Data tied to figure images

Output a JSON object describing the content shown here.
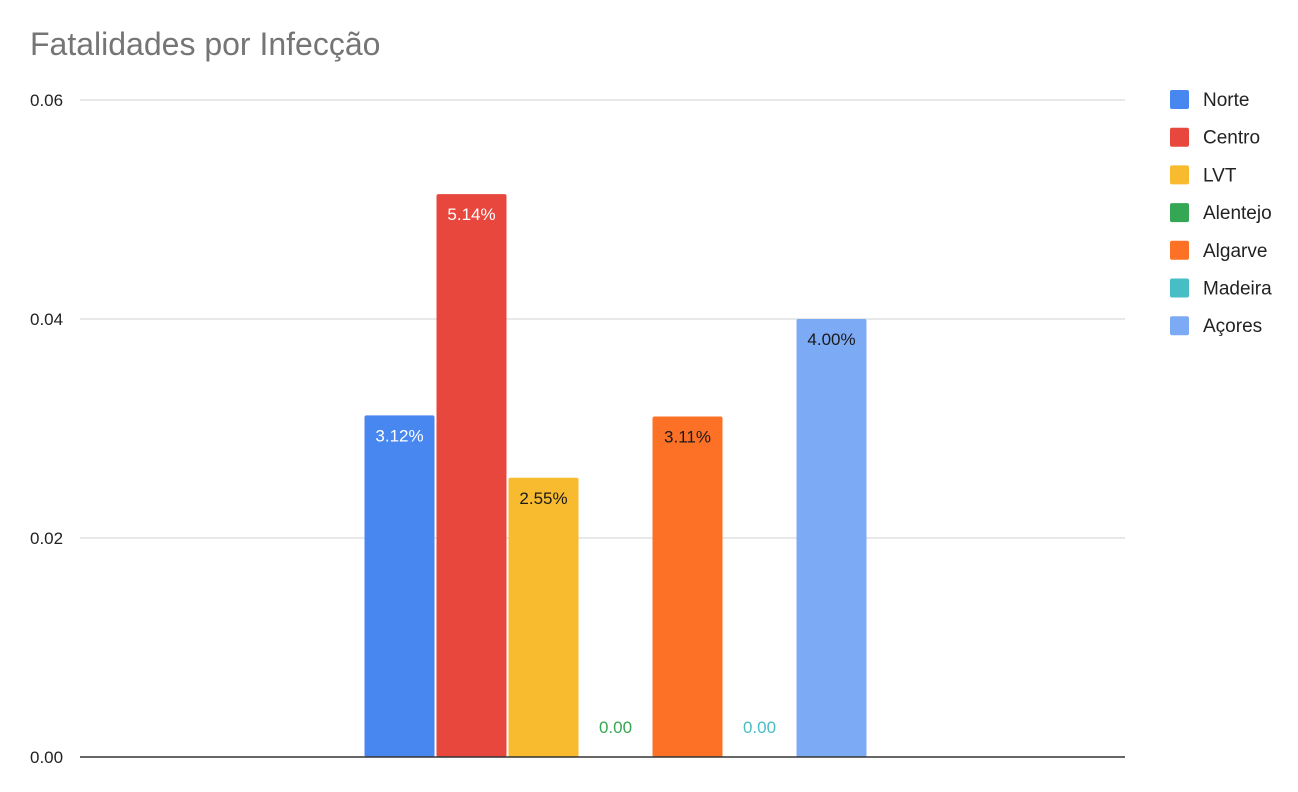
{
  "chart_data": {
    "type": "bar",
    "title": "Fatalidades por Infecção",
    "xlabel": "",
    "ylabel": "",
    "ylim": [
      0,
      0.06
    ],
    "yticks": [
      "0.00",
      "0.02",
      "0.04",
      "0.06"
    ],
    "ytick_values": [
      0,
      0.02,
      0.04,
      0.06
    ],
    "grid": true,
    "legend_position": "right",
    "series": [
      {
        "name": "Norte",
        "value": 0.0312,
        "label": "3.12%",
        "color": "#4886F0",
        "label_color": "#ffffff"
      },
      {
        "name": "Centro",
        "value": 0.0514,
        "label": "5.14%",
        "color": "#E8473E",
        "label_color": "#ffffff"
      },
      {
        "name": "LVT",
        "value": 0.0255,
        "label": "2.55%",
        "color": "#F8BA2E",
        "label_color": "#1a1a1a"
      },
      {
        "name": "Alentejo",
        "value": 0,
        "label": "0.00",
        "color": "#35A654",
        "label_color": "#35A654"
      },
      {
        "name": "Algarve",
        "value": 0.0311,
        "label": "3.11%",
        "color": "#FD7126",
        "label_color": "#1a1a1a"
      },
      {
        "name": "Madeira",
        "value": 0,
        "label": "0.00",
        "color": "#47BDC6",
        "label_color": "#47BDC6"
      },
      {
        "name": "Açores",
        "value": 0.04,
        "label": "4.00%",
        "color": "#7CAAF5",
        "label_color": "#1a1a1a"
      }
    ]
  }
}
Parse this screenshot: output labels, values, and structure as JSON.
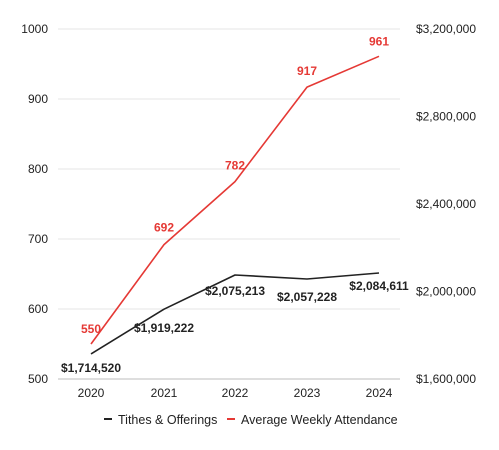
{
  "chart_data": {
    "type": "line",
    "categories": [
      "2020",
      "2021",
      "2022",
      "2023",
      "2024"
    ],
    "left_axis": {
      "min": 500,
      "max": 1000,
      "ticks": [
        "500",
        "600",
        "700",
        "800",
        "900",
        "1000"
      ]
    },
    "right_axis": {
      "min": 1600000,
      "max": 3200000,
      "ticks": [
        "$1,600,000",
        "$2,000,000",
        "$2,400,000",
        "$2,800,000",
        "$3,200,000"
      ]
    },
    "grid": true,
    "legend_position": "bottom",
    "series": [
      {
        "name": "Tithes & Offerings",
        "axis": "right",
        "color": "#222222",
        "values": [
          1714520,
          1919222,
          2075213,
          2057228,
          2084611
        ],
        "labels": [
          "$1,714,520",
          "$1,919,222",
          "$2,075,213",
          "$2,057,228",
          "$2,084,611"
        ]
      },
      {
        "name": "Average Weekly Attendance",
        "axis": "left",
        "color": "#e53935",
        "values": [
          550,
          692,
          782,
          917,
          961
        ],
        "labels": [
          "550",
          "692",
          "782",
          "917",
          "961"
        ]
      }
    ]
  }
}
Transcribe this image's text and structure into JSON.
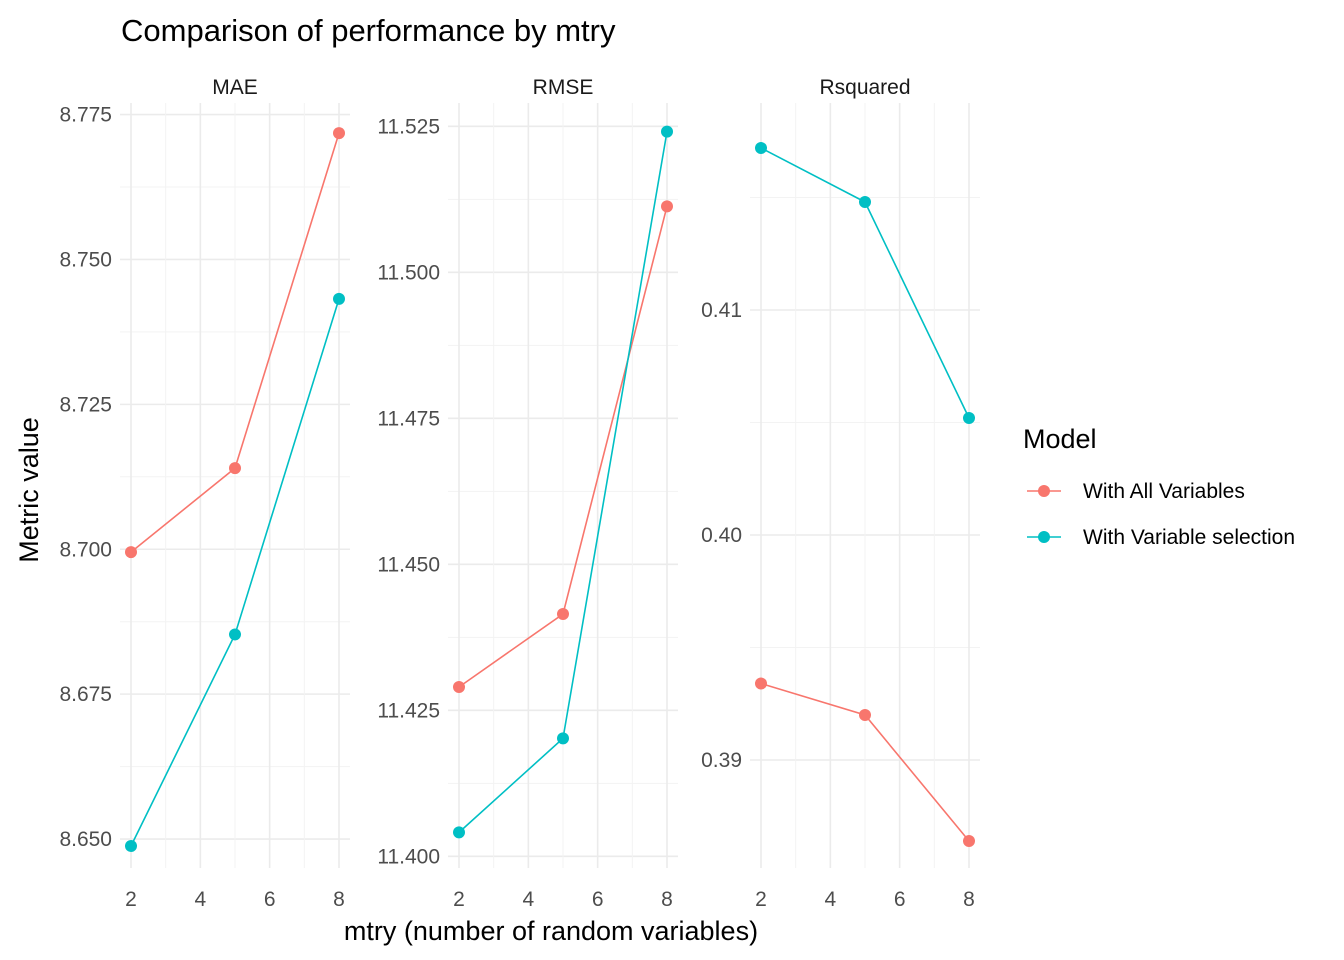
{
  "chart_data": {
    "type": "line",
    "title": "Comparison of performance by mtry",
    "xlabel": "mtry (number of random variables)",
    "ylabel": "Metric value",
    "x": [
      2,
      5,
      8
    ],
    "xlim": [
      2,
      8
    ],
    "x_ticks": [
      "2",
      "4",
      "6",
      "8"
    ],
    "grid": true,
    "legend": {
      "title": "Model",
      "placement": "right",
      "entries": [
        "With All Variables",
        "With Variable selection"
      ]
    },
    "colors": {
      "With All Variables": "#F8766D",
      "With Variable selection": "#00BFC4"
    },
    "panels": [
      {
        "name": "MAE",
        "ylim": [
          8.645,
          8.777
        ],
        "y_ticks": [
          "8.650",
          "8.675",
          "8.700",
          "8.725",
          "8.750",
          "8.775"
        ],
        "series": [
          {
            "name": "With All Variables",
            "values": [
              8.6995,
              8.714,
              8.7718
            ]
          },
          {
            "name": "With Variable selection",
            "values": [
              8.6488,
              8.6853,
              8.7432
            ]
          }
        ]
      },
      {
        "name": "RMSE",
        "ylim": [
          11.398,
          11.529
        ],
        "y_ticks": [
          "11.400",
          "11.425",
          "11.450",
          "11.475",
          "11.500",
          "11.525"
        ],
        "series": [
          {
            "name": "With All Variables",
            "values": [
              11.429,
              11.4415,
              11.5113
            ]
          },
          {
            "name": "With Variable selection",
            "values": [
              11.4041,
              11.4202,
              11.5241
            ]
          }
        ]
      },
      {
        "name": "Rsquared",
        "ylim": [
          0.3852,
          0.4192
        ],
        "y_ticks": [
          "0.39",
          "0.40",
          "0.41"
        ],
        "series": [
          {
            "name": "With All Variables",
            "values": [
              0.3934,
              0.392,
              0.3864
            ]
          },
          {
            "name": "With Variable selection",
            "values": [
              0.4172,
              0.4148,
              0.4052
            ]
          }
        ]
      }
    ]
  }
}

## WHAT IS ASKED
Work through the data and report how many of its lines hold the word "this", giving only the figure.

## THE REPLY
2